▶ **WRITTEN REQUEST**
Copy each line below without leaving any out.

↓

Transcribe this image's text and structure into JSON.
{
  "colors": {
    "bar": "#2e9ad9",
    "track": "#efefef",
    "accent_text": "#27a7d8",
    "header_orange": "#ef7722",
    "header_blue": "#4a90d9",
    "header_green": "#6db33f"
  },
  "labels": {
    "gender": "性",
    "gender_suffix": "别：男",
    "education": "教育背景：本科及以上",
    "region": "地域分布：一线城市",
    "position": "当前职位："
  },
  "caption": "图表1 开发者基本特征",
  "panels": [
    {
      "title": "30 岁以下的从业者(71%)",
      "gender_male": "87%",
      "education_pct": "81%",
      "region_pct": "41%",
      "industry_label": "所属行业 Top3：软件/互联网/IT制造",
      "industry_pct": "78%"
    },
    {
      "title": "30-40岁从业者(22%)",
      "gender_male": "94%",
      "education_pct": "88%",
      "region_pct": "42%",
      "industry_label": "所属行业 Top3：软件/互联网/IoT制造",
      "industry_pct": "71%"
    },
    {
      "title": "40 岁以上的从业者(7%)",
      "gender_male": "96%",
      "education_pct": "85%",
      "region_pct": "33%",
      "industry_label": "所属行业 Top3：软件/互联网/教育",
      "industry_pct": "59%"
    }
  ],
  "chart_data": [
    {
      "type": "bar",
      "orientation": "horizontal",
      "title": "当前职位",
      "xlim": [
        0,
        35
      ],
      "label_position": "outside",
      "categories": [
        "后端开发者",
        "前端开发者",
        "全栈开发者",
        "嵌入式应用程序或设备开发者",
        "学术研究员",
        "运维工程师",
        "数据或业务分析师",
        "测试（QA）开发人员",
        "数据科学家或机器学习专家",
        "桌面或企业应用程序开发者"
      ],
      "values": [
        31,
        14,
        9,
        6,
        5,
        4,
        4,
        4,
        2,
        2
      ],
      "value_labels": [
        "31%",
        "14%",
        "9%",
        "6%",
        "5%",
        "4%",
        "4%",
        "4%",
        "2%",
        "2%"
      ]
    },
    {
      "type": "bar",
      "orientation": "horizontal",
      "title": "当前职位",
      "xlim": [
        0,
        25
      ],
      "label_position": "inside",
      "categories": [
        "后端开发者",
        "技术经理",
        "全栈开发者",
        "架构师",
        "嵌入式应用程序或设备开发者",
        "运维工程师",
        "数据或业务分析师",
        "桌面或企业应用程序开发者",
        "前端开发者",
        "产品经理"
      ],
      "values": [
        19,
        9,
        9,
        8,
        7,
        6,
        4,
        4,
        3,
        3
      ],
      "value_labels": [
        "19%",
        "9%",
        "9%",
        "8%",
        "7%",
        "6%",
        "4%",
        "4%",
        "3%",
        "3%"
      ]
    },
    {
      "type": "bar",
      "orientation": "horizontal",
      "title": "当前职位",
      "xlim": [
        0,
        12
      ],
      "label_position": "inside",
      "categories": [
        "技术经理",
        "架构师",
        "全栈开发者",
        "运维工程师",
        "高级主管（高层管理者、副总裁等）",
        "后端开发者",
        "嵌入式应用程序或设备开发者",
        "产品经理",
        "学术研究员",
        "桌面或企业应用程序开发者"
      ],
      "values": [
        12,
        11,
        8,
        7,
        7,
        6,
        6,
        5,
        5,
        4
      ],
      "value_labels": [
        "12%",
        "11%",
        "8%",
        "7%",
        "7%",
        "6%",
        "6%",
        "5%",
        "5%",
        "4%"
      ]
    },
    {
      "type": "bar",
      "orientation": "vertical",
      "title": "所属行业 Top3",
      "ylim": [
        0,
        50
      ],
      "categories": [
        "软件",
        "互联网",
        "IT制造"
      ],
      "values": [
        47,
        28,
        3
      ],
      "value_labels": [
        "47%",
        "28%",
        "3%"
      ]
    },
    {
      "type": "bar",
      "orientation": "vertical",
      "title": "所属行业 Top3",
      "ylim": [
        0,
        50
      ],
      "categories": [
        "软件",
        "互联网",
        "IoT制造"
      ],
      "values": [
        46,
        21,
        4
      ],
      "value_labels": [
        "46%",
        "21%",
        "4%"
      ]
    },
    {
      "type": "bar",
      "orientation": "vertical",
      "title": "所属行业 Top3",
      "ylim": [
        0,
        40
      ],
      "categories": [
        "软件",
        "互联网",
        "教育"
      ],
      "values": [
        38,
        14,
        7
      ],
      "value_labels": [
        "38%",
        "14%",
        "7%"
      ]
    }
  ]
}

↑

▶ **ANSWER BELOW**
Transcribe this image's text and structure into JSON.
{
  "colors": {
    "bar": "#2e9ad9",
    "track": "#efefef",
    "accent_text": "#27a7d8",
    "header_orange": "#ef7722",
    "header_blue": "#4a90d9",
    "header_green": "#6db33f"
  },
  "labels": {
    "gender": "性",
    "gender_suffix": "别：男",
    "education": "教育背景：本科及以上",
    "region": "地域分布：一线城市",
    "position": "当前职位："
  },
  "caption": "图表1 开发者基本特征",
  "panels": [
    {
      "title": "30 岁以下的从业者(71%)",
      "gender_male": "87%",
      "education_pct": "81%",
      "region_pct": "41%",
      "industry_label": "所属行业 Top3：软件/互联网/IT制造",
      "industry_pct": "78%"
    },
    {
      "title": "30-40岁从业者(22%)",
      "gender_male": "94%",
      "education_pct": "88%",
      "region_pct": "42%",
      "industry_label": "所属行业 Top3：软件/互联网/IoT制造",
      "industry_pct": "71%"
    },
    {
      "title": "40 岁以上的从业者(7%)",
      "gender_male": "96%",
      "education_pct": "85%",
      "region_pct": "33%",
      "industry_label": "所属行业 Top3：软件/互联网/教育",
      "industry_pct": "59%"
    }
  ],
  "chart_data": [
    {
      "type": "bar",
      "orientation": "horizontal",
      "title": "当前职位",
      "xlim": [
        0,
        35
      ],
      "label_position": "outside",
      "categories": [
        "后端开发者",
        "前端开发者",
        "全栈开发者",
        "嵌入式应用程序或设备开发者",
        "学术研究员",
        "运维工程师",
        "数据或业务分析师",
        "测试（QA）开发人员",
        "数据科学家或机器学习专家",
        "桌面或企业应用程序开发者"
      ],
      "values": [
        31,
        14,
        9,
        6,
        5,
        4,
        4,
        4,
        2,
        2
      ],
      "value_labels": [
        "31%",
        "14%",
        "9%",
        "6%",
        "5%",
        "4%",
        "4%",
        "4%",
        "2%",
        "2%"
      ]
    },
    {
      "type": "bar",
      "orientation": "horizontal",
      "title": "当前职位",
      "xlim": [
        0,
        25
      ],
      "label_position": "inside",
      "categories": [
        "后端开发者",
        "技术经理",
        "全栈开发者",
        "架构师",
        "嵌入式应用程序或设备开发者",
        "运维工程师",
        "数据或业务分析师",
        "桌面或企业应用程序开发者",
        "前端开发者",
        "产品经理"
      ],
      "values": [
        19,
        9,
        9,
        8,
        7,
        6,
        4,
        4,
        3,
        3
      ],
      "value_labels": [
        "19%",
        "9%",
        "9%",
        "8%",
        "7%",
        "6%",
        "4%",
        "4%",
        "3%",
        "3%"
      ]
    },
    {
      "type": "bar",
      "orientation": "horizontal",
      "title": "当前职位",
      "xlim": [
        0,
        12
      ],
      "label_position": "inside",
      "categories": [
        "技术经理",
        "架构师",
        "全栈开发者",
        "运维工程师",
        "高级主管（高层管理者、副总裁等）",
        "后端开发者",
        "嵌入式应用程序或设备开发者",
        "产品经理",
        "学术研究员",
        "桌面或企业应用程序开发者"
      ],
      "values": [
        12,
        11,
        8,
        7,
        7,
        6,
        6,
        5,
        5,
        4
      ],
      "value_labels": [
        "12%",
        "11%",
        "8%",
        "7%",
        "7%",
        "6%",
        "6%",
        "5%",
        "5%",
        "4%"
      ]
    },
    {
      "type": "bar",
      "orientation": "vertical",
      "title": "所属行业 Top3",
      "ylim": [
        0,
        50
      ],
      "categories": [
        "软件",
        "互联网",
        "IT制造"
      ],
      "values": [
        47,
        28,
        3
      ],
      "value_labels": [
        "47%",
        "28%",
        "3%"
      ]
    },
    {
      "type": "bar",
      "orientation": "vertical",
      "title": "所属行业 Top3",
      "ylim": [
        0,
        50
      ],
      "categories": [
        "软件",
        "互联网",
        "IoT制造"
      ],
      "values": [
        46,
        21,
        4
      ],
      "value_labels": [
        "46%",
        "21%",
        "4%"
      ]
    },
    {
      "type": "bar",
      "orientation": "vertical",
      "title": "所属行业 Top3",
      "ylim": [
        0,
        40
      ],
      "categories": [
        "软件",
        "互联网",
        "教育"
      ],
      "values": [
        38,
        14,
        7
      ],
      "value_labels": [
        "38%",
        "14%",
        "7%"
      ]
    }
  ]
}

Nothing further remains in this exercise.